_Requirement_.
Reproduce every entry that follows word for word, but omit the images.

◆ ◆ ◆

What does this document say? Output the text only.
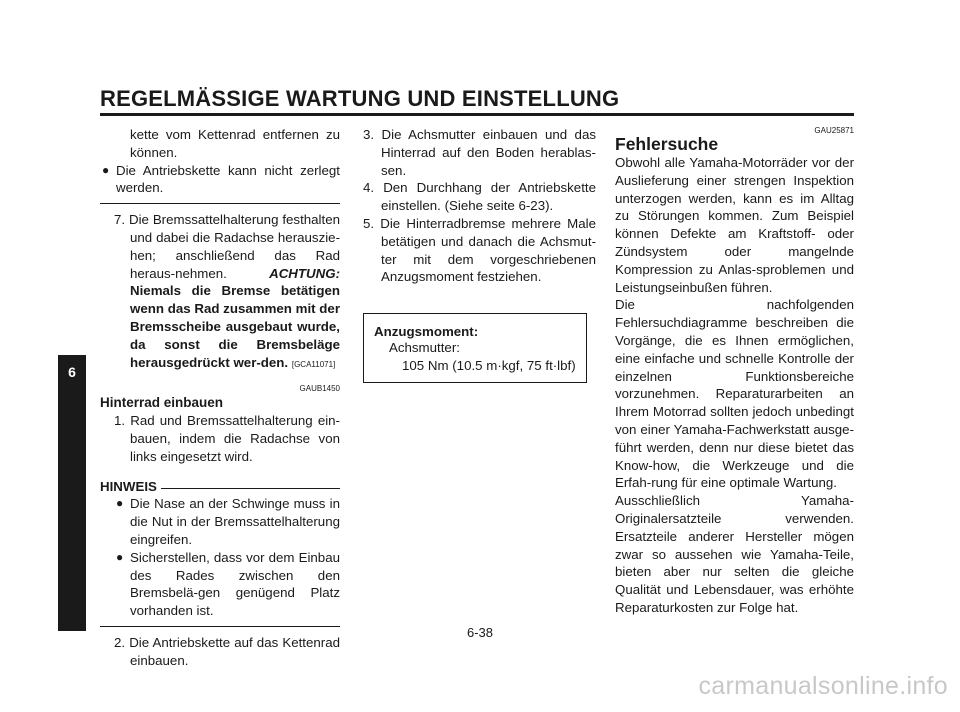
REGELMÄSSIGE WARTUNG UND EINSTELLUNG
6
kette vom Kettenrad entfernen zu
können.
● Die Antriebskette kann nicht zerlegt werden.
7. Die Bremssattelhalterung festhalten und dabei die Radachse herauszie-hen; anschließend das Rad heraus-nehmen.	ACHTUNG: Niemals die Bremse betätigen wenn das Rad zusammen mit der Bremsscheibe ausgebaut wurde, da sonst die Bremsbeläge herausgedrückt wer-den. [GCA11071]
GAUB1450
Hinterrad einbauen
1. Rad und Bremssattelhalterung ein-bauen, indem die Radachse von links eingesetzt wird.
HINWEIS
● Die Nase an der Schwinge muss in die Nut in der Bremssattelhalterung eingreifen.
● Sicherstellen, dass vor dem Einbau des Rades zwischen den Bremsbelä-gen genügend Platz vorhanden ist.
2. Die Antriebskette auf das Kettenrad einbauen.
3. Die Achsmutter einbauen und das Hinterrad auf den Boden herablas-sen.
4. Den Durchhang der Antriebskette einstellen. (Siehe seite 6-23).
5. Die Hinterradbremse mehrere Male betätigen und danach die Achsmut-ter mit dem vorgeschriebenen Anzugsmoment festziehen.
Anzugsmoment:
Achsmutter:
105 Nm (10.5 m·kgf, 75 ft·lbf)
GAU25871
Fehlersuche
Obwohl alle Yamaha-Motorräder vor der Auslieferung einer strengen Inspektion unterzogen werden, kann es im Alltag zu Störungen kommen. Zum Beispiel können Defekte am Kraftstoff- oder Zündsystem oder mangelnde Kompression zu Anlas-sproblemen und Leistungseinbußen führen.
Die nachfolgenden Fehlersuchdiagramme beschreiben die Vorgänge, die es Ihnen ermöglichen, eine einfache und schnelle Kontrolle der einzelnen Funktionsbereiche vorzunehmen. Reparaturarbeiten an Ihrem Motorrad sollten jedoch unbedingt von einer Yamaha-Fachwerkstatt ausge-führt werden, denn nur diese bietet das Know-how, die Werkzeuge und die Erfah-rung für eine optimale Wartung.
Ausschließlich Yamaha-Originalersatzteile verwenden. Ersatzteile anderer Hersteller mögen zwar so aussehen wie Yamaha-Teile, bieten aber nur selten die gleiche Qualität und Lebensdauer, was erhöhte Reparaturkosten zur Folge hat.
6-38
carmanualsonline.info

◆ ◆ ◆

_Complete answer_.
What does this document say? Output the text only.
REGELMÄSSIGE WARTUNG UND EINSTELLUNG
6
kette vom Kettenrad entfernen zu
können.
● Die Antriebskette kann nicht zerlegt werden.
7. Die Bremssattelhalterung festhalten und dabei die Radachse herauszie-hen; anschließend das Rad heraus-nehmen.	ACHTUNG: Niemals die Bremse betätigen wenn das Rad zusammen mit der Bremsscheibe ausgebaut wurde, da sonst die Bremsbeläge herausgedrückt wer-den. [GCA11071]
GAUB1450
Hinterrad einbauen
1. Rad und Bremssattelhalterung ein-bauen, indem die Radachse von links eingesetzt wird.
HINWEIS
● Die Nase an der Schwinge muss in die Nut in der Bremssattelhalterung eingreifen.
● Sicherstellen, dass vor dem Einbau des Rades zwischen den Bremsbelä-gen genügend Platz vorhanden ist.
2. Die Antriebskette auf das Kettenrad einbauen.
3. Die Achsmutter einbauen und das Hinterrad auf den Boden herablas-sen.
4. Den Durchhang der Antriebskette einstellen. (Siehe seite 6-23).
5. Die Hinterradbremse mehrere Male betätigen und danach die Achsmut-ter mit dem vorgeschriebenen Anzugsmoment festziehen.
Anzugsmoment:
Achsmutter:
105 Nm (10.5 m·kgf, 75 ft·lbf)
GAU25871
Fehlersuche
Obwohl alle Yamaha-Motorräder vor der Auslieferung einer strengen Inspektion unterzogen werden, kann es im Alltag zu Störungen kommen. Zum Beispiel können Defekte am Kraftstoff- oder Zündsystem oder mangelnde Kompression zu Anlas-sproblemen und Leistungseinbußen führen.
Die nachfolgenden Fehlersuchdiagramme beschreiben die Vorgänge, die es Ihnen ermöglichen, eine einfache und schnelle Kontrolle der einzelnen Funktionsbereiche vorzunehmen. Reparaturarbeiten an Ihrem Motorrad sollten jedoch unbedingt von einer Yamaha-Fachwerkstatt ausge-führt werden, denn nur diese bietet das Know-how, die Werkzeuge und die Erfah-rung für eine optimale Wartung.
Ausschließlich Yamaha-Originalersatzteile verwenden. Ersatzteile anderer Hersteller mögen zwar so aussehen wie Yamaha-Teile, bieten aber nur selten die gleiche Qualität und Lebensdauer, was erhöhte Reparaturkosten zur Folge hat.
6-38
carmanualsonline.info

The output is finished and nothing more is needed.